### Текст
□ □ □ □ □ □ □
На Верховного правителя в решении вопроса о защите Омска оказывала влияние и «общественность». Я не знаю, почему Милюков поставил это слово в кавычках. Подлинная омская общественность — не та, конечно, которая поднимала вопрос об окончании гражданской войны под тем или иным предлогом, — говорила о защите Омска [делегация Экон. Сов. с Червен-Водали во главе. Гинс. II, с. 408—409]. Никто в эти дни не переживал, вероятно, таких мучительных колебаний и тяжелого раздумья, как Верховный правитель. Ответственность была на нем. «Я дал бы много за то, если бы в настоящее время был простым генералом, а не Верховным правителем», — передает настроение верховного правителя рапорт майора Моринса38.

Трудность положения осложнялась разногласиями с Дитерихсом. Поведение Дитерихса вообще не совсем понятно. Колчак жаловался, что мнения Дитерихса всегда шли наперекор его мнениям и что ему приходилось напоминать своему начальнику штаба, что лицом решающим все-таки является он, Колчак. Эту странную черту отмечают весьма авторитетные свидетели того времени.

Им даже кажется, что Дитерихс как бы сознательно подводил Колчака. Может быть, здесь играла роль политическая антипатия. Колчак для Дитерихса — демократ, следовательно, политический антипод. «Мистика» Колчака весьма мало сближалась с «мистикой» Дитерихса: у Колчака на первом плане была Россия, у Дитерихса — монархическая Россия. Недаром омские сплетни с обычной для себя поспешностью окружили имя Дитерихса слухами о готовящемся «перевороте».

На Колчака неприятно подействовало сообщение, что Дитерихс, зная отрицательное отношение Верховного правителя к отступлению без боя, отдал распоряжение о выводе 1-й армии Пепеляева в тыл, не осведомив даже адмирала. Когда прибывший с фронта Дитерихс, в силу несогласия с Колчаком, заявил о своей отставке, Колчак ее принял, несмотря на тяжелый момент для армии. Тогда и выплыла кандидатура Сахарова. Дело как будто бы заключалось не только в том, что «нашелся генерал, карьерист и реакционер Сахаров, который убедил Колчака, что защищать Омск возможно» [Милюков]. Мы не имеем права игнорировать и показания самого Сахарова, обычно довольно точные39. Он был вызван 4 ноября телеграммой. Верховный правитель в присутствии Дитерихса предложил ему пост главнокомандующего. Вопреки трафаретному представлению, многие военные специалисты считают Сахарова отличным боевым начальником, может быть, несколько самоуверенным, но решительным человеком. В данной обстановке только решительность могла иметь значение. Других кандидатов у Колчака, пожалуй, и не было. По словам И. И. Сукина, Верховный правитель преемником Дитерихса хотел назначить Войцеховского, но это вызывало «обиду и соперничество». «Мне приходилось подчиниться приказу», — говорит Сахаров, утверждая, что он вовсе и не ставил себе невыполнимой задачи во что бы то ни стало удержать Омск. Адмирал просил «сделать все возможное, чтобы попытаться спасти

Омск, и сейчас же отдал приказ о возвращении 1-й Сибирской армии на фронт» [с. 181].
□ □ □ □ □ □ □
### Приведенный перечень
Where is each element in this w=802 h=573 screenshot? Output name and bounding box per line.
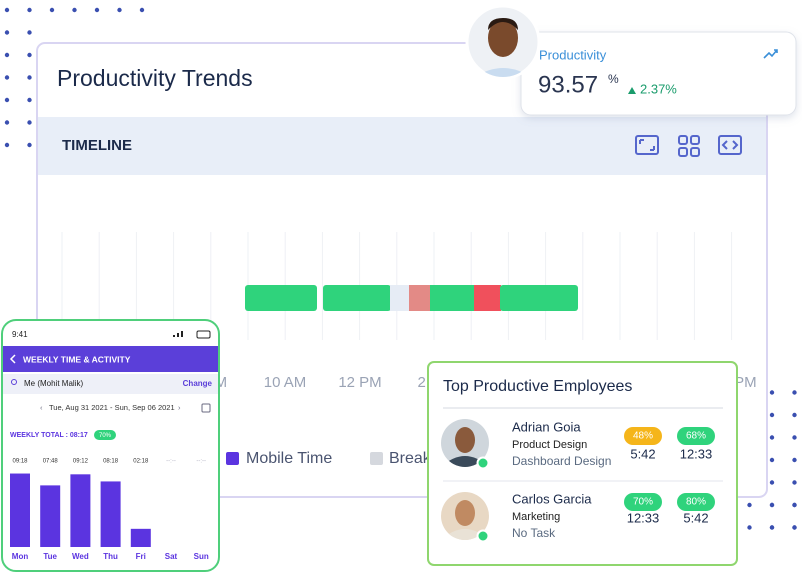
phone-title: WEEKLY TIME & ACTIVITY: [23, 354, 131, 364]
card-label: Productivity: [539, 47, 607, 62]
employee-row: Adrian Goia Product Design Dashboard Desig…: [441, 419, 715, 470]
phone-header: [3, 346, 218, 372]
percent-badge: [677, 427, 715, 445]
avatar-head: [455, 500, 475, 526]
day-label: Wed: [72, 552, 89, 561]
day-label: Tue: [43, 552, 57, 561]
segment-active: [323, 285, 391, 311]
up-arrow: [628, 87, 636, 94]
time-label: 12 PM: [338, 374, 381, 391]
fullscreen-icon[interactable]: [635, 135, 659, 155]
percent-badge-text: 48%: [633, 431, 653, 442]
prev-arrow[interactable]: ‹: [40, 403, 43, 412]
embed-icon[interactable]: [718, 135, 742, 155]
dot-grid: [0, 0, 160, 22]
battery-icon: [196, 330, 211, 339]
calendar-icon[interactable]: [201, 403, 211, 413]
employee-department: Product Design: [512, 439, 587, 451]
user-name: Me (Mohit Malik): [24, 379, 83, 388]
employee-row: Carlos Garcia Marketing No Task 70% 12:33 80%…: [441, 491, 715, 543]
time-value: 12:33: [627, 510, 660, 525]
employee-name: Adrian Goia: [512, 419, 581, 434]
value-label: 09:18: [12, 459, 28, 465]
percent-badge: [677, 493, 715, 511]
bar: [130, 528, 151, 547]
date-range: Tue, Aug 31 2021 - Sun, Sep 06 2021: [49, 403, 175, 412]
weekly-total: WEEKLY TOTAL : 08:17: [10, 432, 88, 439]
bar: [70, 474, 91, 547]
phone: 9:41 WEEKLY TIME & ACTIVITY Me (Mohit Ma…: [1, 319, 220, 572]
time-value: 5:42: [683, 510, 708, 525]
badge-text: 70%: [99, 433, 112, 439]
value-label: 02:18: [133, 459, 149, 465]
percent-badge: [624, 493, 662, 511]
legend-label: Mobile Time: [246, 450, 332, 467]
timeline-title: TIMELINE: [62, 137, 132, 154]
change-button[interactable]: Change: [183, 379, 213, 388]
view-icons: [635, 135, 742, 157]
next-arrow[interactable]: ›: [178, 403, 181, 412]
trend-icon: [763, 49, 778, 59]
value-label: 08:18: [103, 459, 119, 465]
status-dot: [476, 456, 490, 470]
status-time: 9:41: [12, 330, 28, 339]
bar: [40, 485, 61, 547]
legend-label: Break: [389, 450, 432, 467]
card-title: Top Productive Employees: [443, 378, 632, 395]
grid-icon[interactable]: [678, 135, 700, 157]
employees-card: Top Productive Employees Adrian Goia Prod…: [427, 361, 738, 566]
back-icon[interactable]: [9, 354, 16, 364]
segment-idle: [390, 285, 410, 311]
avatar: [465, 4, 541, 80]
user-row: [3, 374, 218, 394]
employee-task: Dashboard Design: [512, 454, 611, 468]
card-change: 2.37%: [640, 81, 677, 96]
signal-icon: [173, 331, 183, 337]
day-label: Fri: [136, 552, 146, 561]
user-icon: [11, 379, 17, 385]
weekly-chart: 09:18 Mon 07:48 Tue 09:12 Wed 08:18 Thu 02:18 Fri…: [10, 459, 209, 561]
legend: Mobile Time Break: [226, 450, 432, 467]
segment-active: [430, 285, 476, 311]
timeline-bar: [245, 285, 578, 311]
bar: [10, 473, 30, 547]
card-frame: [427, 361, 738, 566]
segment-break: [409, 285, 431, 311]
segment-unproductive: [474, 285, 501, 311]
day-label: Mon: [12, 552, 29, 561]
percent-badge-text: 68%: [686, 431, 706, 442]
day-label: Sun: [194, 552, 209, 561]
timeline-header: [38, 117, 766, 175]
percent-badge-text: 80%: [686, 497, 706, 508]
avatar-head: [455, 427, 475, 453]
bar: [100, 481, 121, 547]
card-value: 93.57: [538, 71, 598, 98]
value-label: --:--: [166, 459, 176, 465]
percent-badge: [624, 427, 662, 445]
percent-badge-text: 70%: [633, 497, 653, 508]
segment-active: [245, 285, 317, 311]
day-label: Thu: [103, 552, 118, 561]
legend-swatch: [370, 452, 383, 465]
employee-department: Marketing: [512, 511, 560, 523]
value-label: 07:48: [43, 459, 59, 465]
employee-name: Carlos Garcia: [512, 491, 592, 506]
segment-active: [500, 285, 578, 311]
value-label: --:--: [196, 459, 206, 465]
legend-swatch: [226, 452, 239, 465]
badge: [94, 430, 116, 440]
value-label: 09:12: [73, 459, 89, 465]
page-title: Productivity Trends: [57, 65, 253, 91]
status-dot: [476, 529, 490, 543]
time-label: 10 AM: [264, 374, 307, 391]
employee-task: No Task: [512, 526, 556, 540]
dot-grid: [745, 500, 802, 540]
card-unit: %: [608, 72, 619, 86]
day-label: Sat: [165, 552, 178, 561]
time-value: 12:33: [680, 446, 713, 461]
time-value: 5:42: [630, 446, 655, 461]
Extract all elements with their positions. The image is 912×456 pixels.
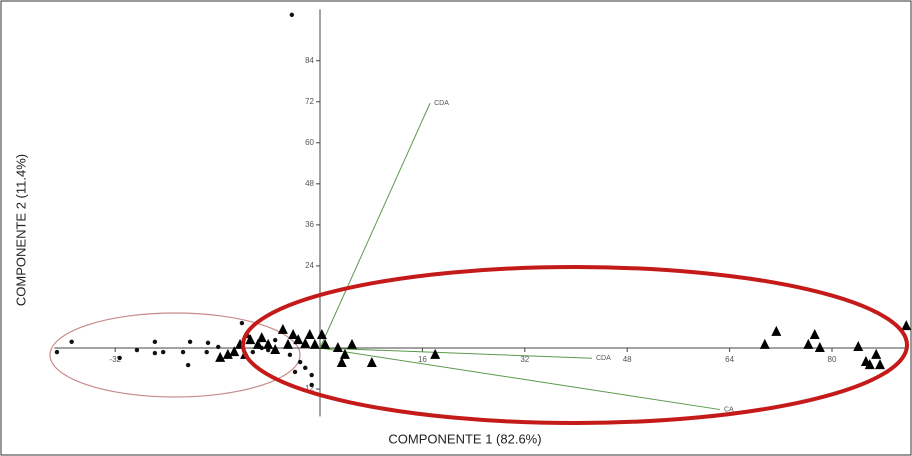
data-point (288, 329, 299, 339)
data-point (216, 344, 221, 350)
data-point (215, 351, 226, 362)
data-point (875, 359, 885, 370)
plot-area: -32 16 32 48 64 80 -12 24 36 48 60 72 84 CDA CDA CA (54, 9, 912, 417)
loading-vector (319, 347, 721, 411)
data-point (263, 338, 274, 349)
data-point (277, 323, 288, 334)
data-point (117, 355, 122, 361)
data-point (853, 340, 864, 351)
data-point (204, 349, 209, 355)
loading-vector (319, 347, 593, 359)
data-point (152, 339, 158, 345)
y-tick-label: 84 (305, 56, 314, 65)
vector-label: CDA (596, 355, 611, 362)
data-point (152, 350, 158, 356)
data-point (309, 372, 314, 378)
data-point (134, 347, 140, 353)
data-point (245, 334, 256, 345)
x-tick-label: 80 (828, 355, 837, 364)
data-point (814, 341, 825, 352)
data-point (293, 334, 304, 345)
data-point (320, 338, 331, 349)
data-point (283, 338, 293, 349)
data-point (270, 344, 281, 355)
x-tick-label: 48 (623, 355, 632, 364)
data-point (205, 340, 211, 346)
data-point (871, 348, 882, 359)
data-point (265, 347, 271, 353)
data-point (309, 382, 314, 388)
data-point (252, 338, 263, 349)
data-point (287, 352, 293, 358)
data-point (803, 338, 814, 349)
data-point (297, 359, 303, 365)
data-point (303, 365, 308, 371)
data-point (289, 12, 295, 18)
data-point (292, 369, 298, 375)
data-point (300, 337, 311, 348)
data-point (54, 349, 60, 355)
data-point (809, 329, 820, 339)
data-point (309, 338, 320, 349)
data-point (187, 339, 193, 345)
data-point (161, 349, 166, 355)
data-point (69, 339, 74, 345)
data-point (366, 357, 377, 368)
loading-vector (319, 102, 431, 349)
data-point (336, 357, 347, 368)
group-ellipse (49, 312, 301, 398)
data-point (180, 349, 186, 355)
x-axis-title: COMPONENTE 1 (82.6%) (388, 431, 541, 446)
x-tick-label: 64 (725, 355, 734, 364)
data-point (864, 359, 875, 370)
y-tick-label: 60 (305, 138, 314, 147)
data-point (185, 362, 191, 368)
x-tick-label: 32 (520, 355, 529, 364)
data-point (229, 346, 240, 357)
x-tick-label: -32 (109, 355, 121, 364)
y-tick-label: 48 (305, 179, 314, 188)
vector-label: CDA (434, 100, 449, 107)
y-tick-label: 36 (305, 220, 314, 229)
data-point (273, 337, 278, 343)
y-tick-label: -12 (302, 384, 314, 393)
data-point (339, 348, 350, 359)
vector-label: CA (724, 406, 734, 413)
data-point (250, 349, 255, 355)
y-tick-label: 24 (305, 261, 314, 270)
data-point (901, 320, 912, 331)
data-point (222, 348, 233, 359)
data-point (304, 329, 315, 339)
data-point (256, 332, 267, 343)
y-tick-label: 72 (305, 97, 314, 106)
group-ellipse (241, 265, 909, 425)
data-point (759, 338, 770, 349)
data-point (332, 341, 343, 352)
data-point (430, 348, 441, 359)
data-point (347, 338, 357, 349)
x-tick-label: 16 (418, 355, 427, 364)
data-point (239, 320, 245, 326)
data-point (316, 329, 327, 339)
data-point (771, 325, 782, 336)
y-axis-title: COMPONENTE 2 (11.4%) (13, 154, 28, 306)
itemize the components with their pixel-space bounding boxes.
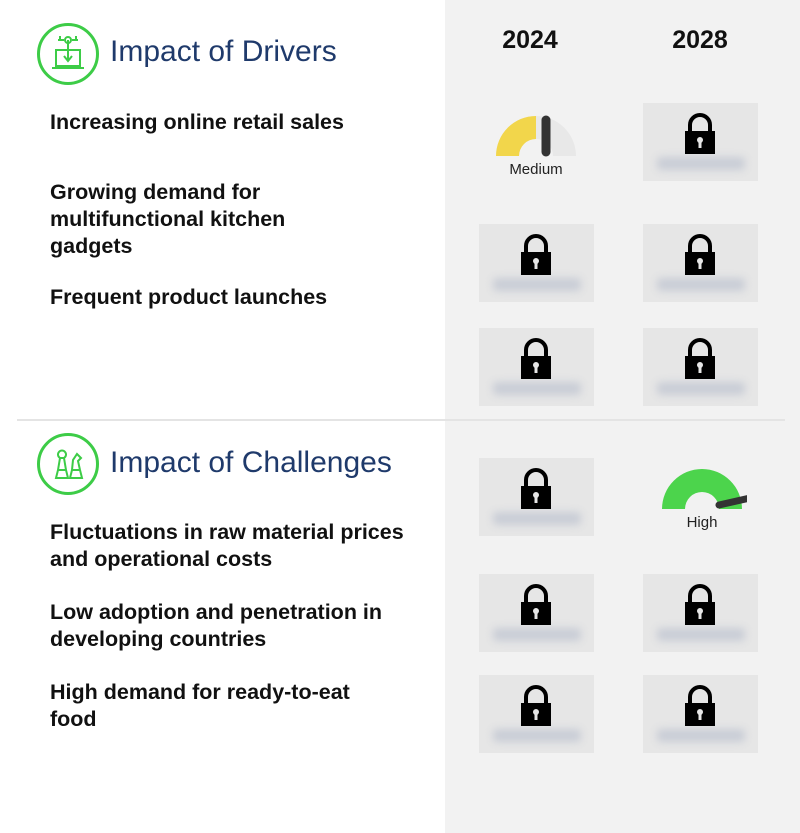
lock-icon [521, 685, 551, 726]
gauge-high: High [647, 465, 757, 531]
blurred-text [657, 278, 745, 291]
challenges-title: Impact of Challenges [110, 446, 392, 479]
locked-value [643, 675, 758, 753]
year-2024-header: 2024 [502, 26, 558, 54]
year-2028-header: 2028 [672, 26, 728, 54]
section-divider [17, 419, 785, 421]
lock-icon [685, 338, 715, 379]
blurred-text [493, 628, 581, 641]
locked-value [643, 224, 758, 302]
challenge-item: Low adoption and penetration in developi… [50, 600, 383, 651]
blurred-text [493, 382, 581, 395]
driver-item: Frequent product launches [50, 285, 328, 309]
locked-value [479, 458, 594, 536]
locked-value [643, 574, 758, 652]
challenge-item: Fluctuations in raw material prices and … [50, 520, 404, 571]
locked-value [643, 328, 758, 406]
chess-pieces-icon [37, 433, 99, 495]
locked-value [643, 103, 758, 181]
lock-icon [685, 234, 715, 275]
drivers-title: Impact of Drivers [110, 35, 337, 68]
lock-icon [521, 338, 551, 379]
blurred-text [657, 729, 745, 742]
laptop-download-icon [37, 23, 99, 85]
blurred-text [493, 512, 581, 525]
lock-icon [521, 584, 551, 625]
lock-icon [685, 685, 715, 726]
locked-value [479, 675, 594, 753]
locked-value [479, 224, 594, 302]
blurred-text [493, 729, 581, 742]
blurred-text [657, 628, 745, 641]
□ □ □ □ □ □ □
### Задание к выполнению
Перепишите без изменений фрагмент текста о Колчаке и обороне Омска от слов «На Верховного правителя» до слов «рапорт майора Моринса38.» включительно. Перечень никак не связан с текстом.

### Полный ответ
На Верховного правителя в решении вопроса о защите Омска оказывала влияние и «общественность». Я не знаю, почему Милюков поставил это слово в кавычках. Подлинная омская общественность — не та, конечно, которая поднимала вопрос об окончании гражданской войны под тем или иным предлогом, — говорила о защите Омска [делегация Экон. Сов. с Червен-Водали во главе. Гинс. II, с. 408—409]. Никто в эти дни не переживал, вероятно, таких мучительных колебаний и тяжелого раздумья, как Верховный правитель. Ответственность была на нем. «Я дал бы много за то, если бы в настоящее время был простым генералом, а не Верховным правителем», — передает настроение верховного правителя рапорт майора Моринса38.